## What to do
Copy each of the entries below faithfully, setting aside any pictures.

------

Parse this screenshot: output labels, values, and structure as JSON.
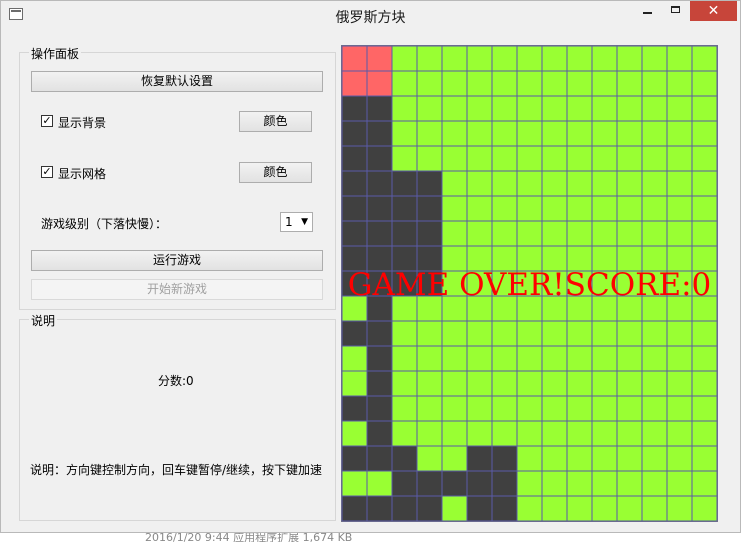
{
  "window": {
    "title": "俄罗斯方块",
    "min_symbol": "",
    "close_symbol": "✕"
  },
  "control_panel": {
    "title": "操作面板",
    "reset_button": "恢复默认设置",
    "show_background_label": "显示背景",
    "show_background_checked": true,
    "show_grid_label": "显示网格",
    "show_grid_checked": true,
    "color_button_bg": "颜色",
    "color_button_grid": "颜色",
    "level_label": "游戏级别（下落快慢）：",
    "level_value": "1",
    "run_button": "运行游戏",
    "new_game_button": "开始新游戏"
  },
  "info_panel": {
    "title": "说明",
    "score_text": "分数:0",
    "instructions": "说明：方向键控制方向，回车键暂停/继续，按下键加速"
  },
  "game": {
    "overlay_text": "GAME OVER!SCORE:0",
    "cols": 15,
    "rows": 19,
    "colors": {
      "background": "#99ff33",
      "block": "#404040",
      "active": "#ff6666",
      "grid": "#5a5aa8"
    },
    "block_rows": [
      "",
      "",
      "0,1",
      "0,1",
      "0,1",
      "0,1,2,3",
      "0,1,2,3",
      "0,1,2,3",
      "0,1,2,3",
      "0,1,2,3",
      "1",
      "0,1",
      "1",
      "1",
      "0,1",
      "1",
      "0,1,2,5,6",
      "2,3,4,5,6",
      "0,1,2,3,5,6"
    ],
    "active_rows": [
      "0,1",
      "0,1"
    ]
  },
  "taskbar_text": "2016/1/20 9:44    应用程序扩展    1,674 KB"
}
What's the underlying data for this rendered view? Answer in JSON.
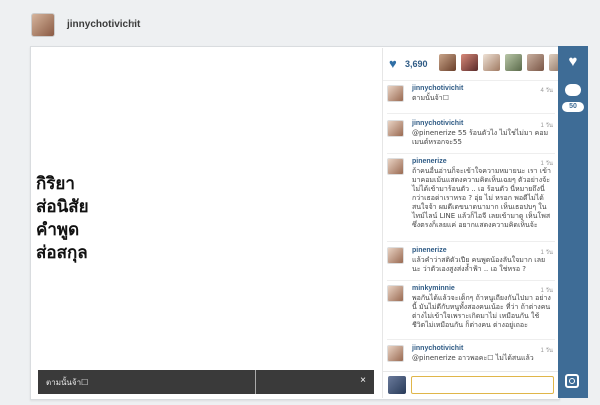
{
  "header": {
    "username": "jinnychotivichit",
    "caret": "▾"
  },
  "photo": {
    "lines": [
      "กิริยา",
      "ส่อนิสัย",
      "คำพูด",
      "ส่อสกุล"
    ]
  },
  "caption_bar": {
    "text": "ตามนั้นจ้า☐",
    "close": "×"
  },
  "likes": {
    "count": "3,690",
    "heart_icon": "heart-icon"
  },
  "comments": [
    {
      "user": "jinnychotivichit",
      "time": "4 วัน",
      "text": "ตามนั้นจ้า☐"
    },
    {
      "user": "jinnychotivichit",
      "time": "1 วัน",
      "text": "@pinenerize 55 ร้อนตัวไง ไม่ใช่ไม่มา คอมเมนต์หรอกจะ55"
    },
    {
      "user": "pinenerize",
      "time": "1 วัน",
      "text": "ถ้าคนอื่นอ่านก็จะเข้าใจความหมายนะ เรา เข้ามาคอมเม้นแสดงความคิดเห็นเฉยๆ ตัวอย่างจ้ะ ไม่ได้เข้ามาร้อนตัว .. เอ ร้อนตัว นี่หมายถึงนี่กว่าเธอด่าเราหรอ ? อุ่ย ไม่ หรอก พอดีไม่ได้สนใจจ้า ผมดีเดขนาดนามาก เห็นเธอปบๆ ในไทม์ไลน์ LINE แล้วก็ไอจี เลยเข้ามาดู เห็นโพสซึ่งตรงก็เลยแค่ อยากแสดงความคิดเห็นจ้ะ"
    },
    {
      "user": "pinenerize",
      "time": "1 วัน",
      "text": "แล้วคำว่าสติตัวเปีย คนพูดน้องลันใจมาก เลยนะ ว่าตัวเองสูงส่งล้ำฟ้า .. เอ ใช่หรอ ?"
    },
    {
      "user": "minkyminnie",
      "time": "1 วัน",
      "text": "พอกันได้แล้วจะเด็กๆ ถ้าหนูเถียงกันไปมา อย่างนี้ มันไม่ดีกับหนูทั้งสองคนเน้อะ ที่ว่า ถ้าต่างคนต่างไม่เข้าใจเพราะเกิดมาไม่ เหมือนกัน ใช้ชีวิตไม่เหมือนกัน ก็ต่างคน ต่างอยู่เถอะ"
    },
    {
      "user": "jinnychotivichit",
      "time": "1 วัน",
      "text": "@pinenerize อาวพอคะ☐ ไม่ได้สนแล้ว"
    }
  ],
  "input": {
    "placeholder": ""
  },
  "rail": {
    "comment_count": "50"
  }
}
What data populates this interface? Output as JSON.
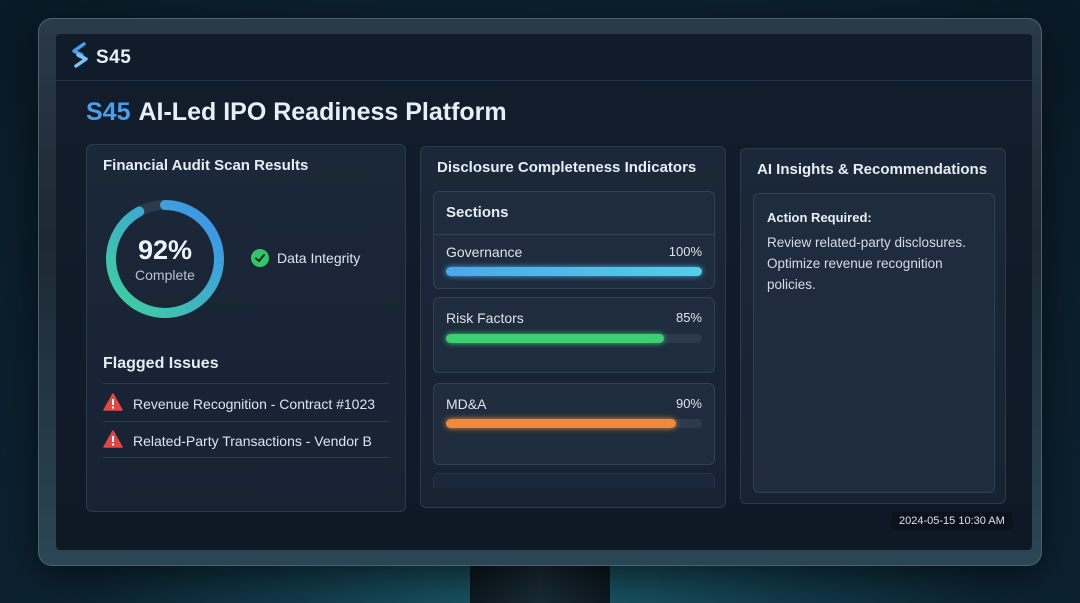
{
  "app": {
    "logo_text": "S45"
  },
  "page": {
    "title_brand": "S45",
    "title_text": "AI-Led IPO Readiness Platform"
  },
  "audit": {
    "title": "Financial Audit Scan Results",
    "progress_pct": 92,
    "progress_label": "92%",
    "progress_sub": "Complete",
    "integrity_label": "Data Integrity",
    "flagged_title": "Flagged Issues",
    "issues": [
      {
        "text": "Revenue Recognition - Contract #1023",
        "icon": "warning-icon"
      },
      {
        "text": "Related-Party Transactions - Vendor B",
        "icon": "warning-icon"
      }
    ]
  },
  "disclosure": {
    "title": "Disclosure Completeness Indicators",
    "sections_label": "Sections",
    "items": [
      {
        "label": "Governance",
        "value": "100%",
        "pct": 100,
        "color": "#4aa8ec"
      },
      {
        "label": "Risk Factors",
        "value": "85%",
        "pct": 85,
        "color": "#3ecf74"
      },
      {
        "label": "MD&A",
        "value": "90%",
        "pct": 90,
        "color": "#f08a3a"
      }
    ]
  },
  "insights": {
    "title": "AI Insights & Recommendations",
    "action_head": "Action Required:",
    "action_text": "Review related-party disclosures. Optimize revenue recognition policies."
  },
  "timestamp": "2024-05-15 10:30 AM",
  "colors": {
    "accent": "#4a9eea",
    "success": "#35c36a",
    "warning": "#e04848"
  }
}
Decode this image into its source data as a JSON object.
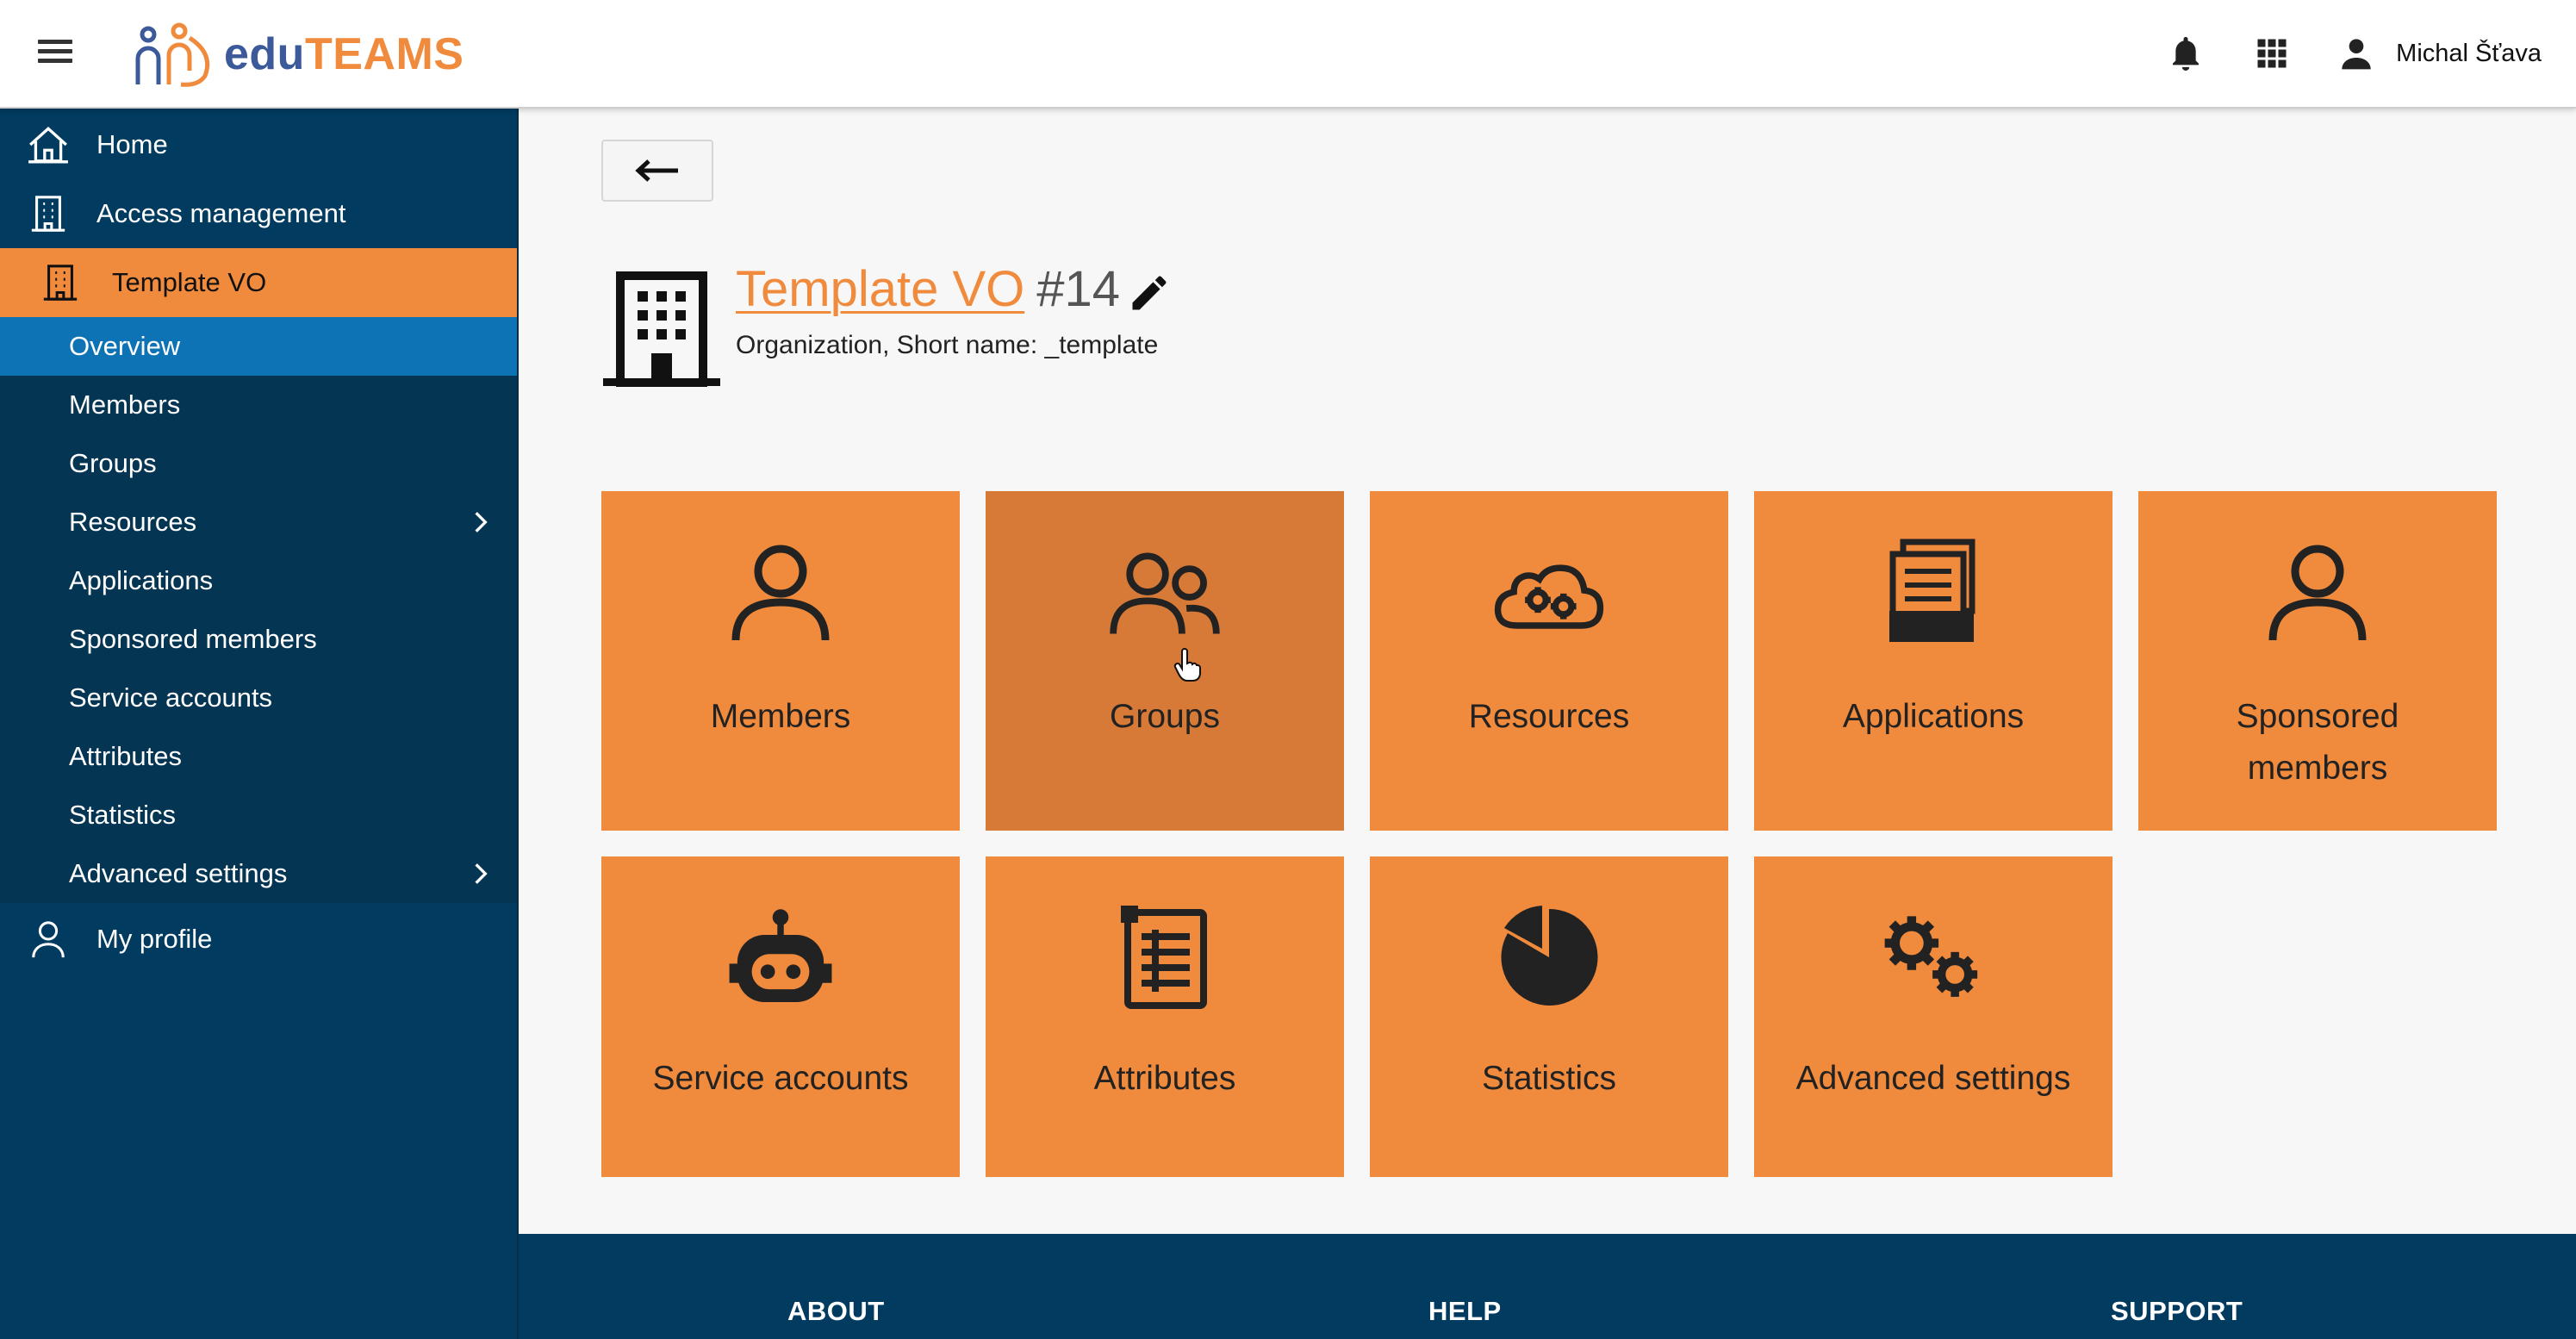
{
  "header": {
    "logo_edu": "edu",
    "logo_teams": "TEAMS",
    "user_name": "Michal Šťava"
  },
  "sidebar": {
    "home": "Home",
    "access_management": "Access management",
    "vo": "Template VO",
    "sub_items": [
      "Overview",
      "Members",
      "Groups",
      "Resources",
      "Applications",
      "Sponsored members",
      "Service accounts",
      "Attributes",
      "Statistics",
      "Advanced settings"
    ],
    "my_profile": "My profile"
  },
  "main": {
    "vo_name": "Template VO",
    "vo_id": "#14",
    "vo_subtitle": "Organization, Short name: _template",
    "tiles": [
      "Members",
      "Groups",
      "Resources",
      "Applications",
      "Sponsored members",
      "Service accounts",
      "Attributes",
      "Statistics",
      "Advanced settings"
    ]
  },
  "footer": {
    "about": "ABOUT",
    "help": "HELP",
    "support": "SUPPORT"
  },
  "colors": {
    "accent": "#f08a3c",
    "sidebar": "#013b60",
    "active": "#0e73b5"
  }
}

------

## Exercise output
Parse this screenshot: output labels, values, and structure as JSON.
{
  "window": {
    "title": "俄罗斯方块",
    "min_symbol": "",
    "close_symbol": "✕"
  },
  "control_panel": {
    "title": "操作面板",
    "reset_button": "恢复默认设置",
    "show_background_label": "显示背景",
    "show_background_checked": true,
    "show_grid_label": "显示网格",
    "show_grid_checked": true,
    "color_button_bg": "颜色",
    "color_button_grid": "颜色",
    "level_label": "游戏级别（下落快慢）：",
    "level_value": "1",
    "run_button": "运行游戏",
    "new_game_button": "开始新游戏"
  },
  "info_panel": {
    "title": "说明",
    "score_text": "分数:0",
    "instructions": "说明：方向键控制方向，回车键暂停/继续，按下键加速"
  },
  "game": {
    "overlay_text": "GAME OVER!SCORE:0",
    "cols": 15,
    "rows": 19,
    "colors": {
      "background": "#99ff33",
      "block": "#404040",
      "active": "#ff6666",
      "grid": "#5a5aa8"
    },
    "block_rows": [
      "",
      "",
      "0,1",
      "0,1",
      "0,1",
      "0,1,2,3",
      "0,1,2,3",
      "0,1,2,3",
      "0,1,2,3",
      "0,1,2,3",
      "1",
      "0,1",
      "1",
      "1",
      "0,1",
      "1",
      "0,1,2,5,6",
      "2,3,4,5,6",
      "0,1,2,3,5,6"
    ],
    "active_rows": [
      "0,1",
      "0,1"
    ]
  },
  "taskbar_text": "2016/1/20 9:44    应用程序扩展    1,674 KB"
}
What's the underlying data for this rendered view? Answer in JSON.
{
  "header": {
    "username": "jinnychotivichit",
    "caret": "▾"
  },
  "photo": {
    "lines": [
      "กิริยา",
      "ส่อนิสัย",
      "คำพูด",
      "ส่อสกุล"
    ]
  },
  "caption_bar": {
    "text": "ตามนั้นจ้า☐",
    "close": "×"
  },
  "likes": {
    "count": "3,690",
    "heart_icon": "heart-icon"
  },
  "comments": [
    {
      "user": "jinnychotivichit",
      "time": "4 วัน",
      "text": "ตามนั้นจ้า☐"
    },
    {
      "user": "jinnychotivichit",
      "time": "1 วัน",
      "text": "@pinenerize 55 ร้อนตัวไง ไม่ใช่ไม่มา คอมเมนต์หรอกจะ55"
    },
    {
      "user": "pinenerize",
      "time": "1 วัน",
      "text": "ถ้าคนอื่นอ่านก็จะเข้าใจความหมายนะ เรา เข้ามาคอมเม้นแสดงความคิดเห็นเฉยๆ ตัวอย่างจ้ะ ไม่ได้เข้ามาร้อนตัว .. เอ ร้อนตัว นี่หมายถึงนี่กว่าเธอด่าเราหรอ ? อุ่ย ไม่ หรอก พอดีไม่ได้สนใจจ้า ผมดีเดขนาดนามาก เห็นเธอปบๆ ในไทม์ไลน์ LINE แล้วก็ไอจี เลยเข้ามาดู เห็นโพสซึ่งตรงก็เลยแค่ อยากแสดงความคิดเห็นจ้ะ"
    },
    {
      "user": "pinenerize",
      "time": "1 วัน",
      "text": "แล้วคำว่าสติตัวเปีย คนพูดน้องลันใจมาก เลยนะ ว่าตัวเองสูงส่งล้ำฟ้า .. เอ ใช่หรอ ?"
    },
    {
      "user": "minkyminnie",
      "time": "1 วัน",
      "text": "พอกันได้แล้วจะเด็กๆ ถ้าหนูเถียงกันไปมา อย่างนี้ มันไม่ดีกับหนูทั้งสองคนเน้อะ ที่ว่า ถ้าต่างคนต่างไม่เข้าใจเพราะเกิดมาไม่ เหมือนกัน ใช้ชีวิตไม่เหมือนกัน ก็ต่างคน ต่างอยู่เถอะ"
    },
    {
      "user": "jinnychotivichit",
      "time": "1 วัน",
      "text": "@pinenerize อาวพอคะ☐ ไม่ได้สนแล้ว"
    }
  ],
  "input": {
    "placeholder": ""
  },
  "rail": {
    "comment_count": "50"
  }
}
What data populates this interface? Output as JSON.
{
  "app": {
    "logo_text": "S45"
  },
  "page": {
    "title_brand": "S45",
    "title_text": "AI-Led IPO Readiness Platform"
  },
  "audit": {
    "title": "Financial Audit Scan Results",
    "progress_pct": 92,
    "progress_label": "92%",
    "progress_sub": "Complete",
    "integrity_label": "Data Integrity",
    "flagged_title": "Flagged Issues",
    "issues": [
      {
        "text": "Revenue Recognition - Contract #1023",
        "icon": "warning-icon"
      },
      {
        "text": "Related-Party Transactions - Vendor B",
        "icon": "warning-icon"
      }
    ]
  },
  "disclosure": {
    "title": "Disclosure Completeness Indicators",
    "sections_label": "Sections",
    "items": [
      {
        "label": "Governance",
        "value": "100%",
        "pct": 100,
        "color": "#4aa8ec"
      },
      {
        "label": "Risk Factors",
        "value": "85%",
        "pct": 85,
        "color": "#3ecf74"
      },
      {
        "label": "MD&A",
        "value": "90%",
        "pct": 90,
        "color": "#f08a3a"
      }
    ]
  },
  "insights": {
    "title": "AI Insights & Recommendations",
    "action_head": "Action Required:",
    "action_text": "Review related-party disclosures. Optimize revenue recognition policies."
  },
  "timestamp": "2024-05-15 10:30 AM",
  "colors": {
    "accent": "#4a9eea",
    "success": "#35c36a",
    "warning": "#e04848"
  }
}
Decode this image into its source data as a JSON object.
{
  "header": {
    "logo_edu": "edu",
    "logo_teams": "TEAMS",
    "user_name": "Michal Šťava"
  },
  "sidebar": {
    "home": "Home",
    "access_management": "Access management",
    "vo": "Template VO",
    "sub_items": [
      "Overview",
      "Members",
      "Groups",
      "Resources",
      "Applications",
      "Sponsored members",
      "Service accounts",
      "Attributes",
      "Statistics",
      "Advanced settings"
    ],
    "my_profile": "My profile"
  },
  "main": {
    "vo_name": "Template VO",
    "vo_id": "#14",
    "vo_subtitle": "Organization, Short name: _template",
    "tiles": [
      "Members",
      "Groups",
      "Resources",
      "Applications",
      "Sponsored members",
      "Service accounts",
      "Attributes",
      "Statistics",
      "Advanced settings"
    ]
  },
  "footer": {
    "about": "ABOUT",
    "help": "HELP",
    "support": "SUPPORT"
  },
  "colors": {
    "accent": "#f08a3c",
    "sidebar": "#013b60",
    "active": "#0e73b5"
  }
}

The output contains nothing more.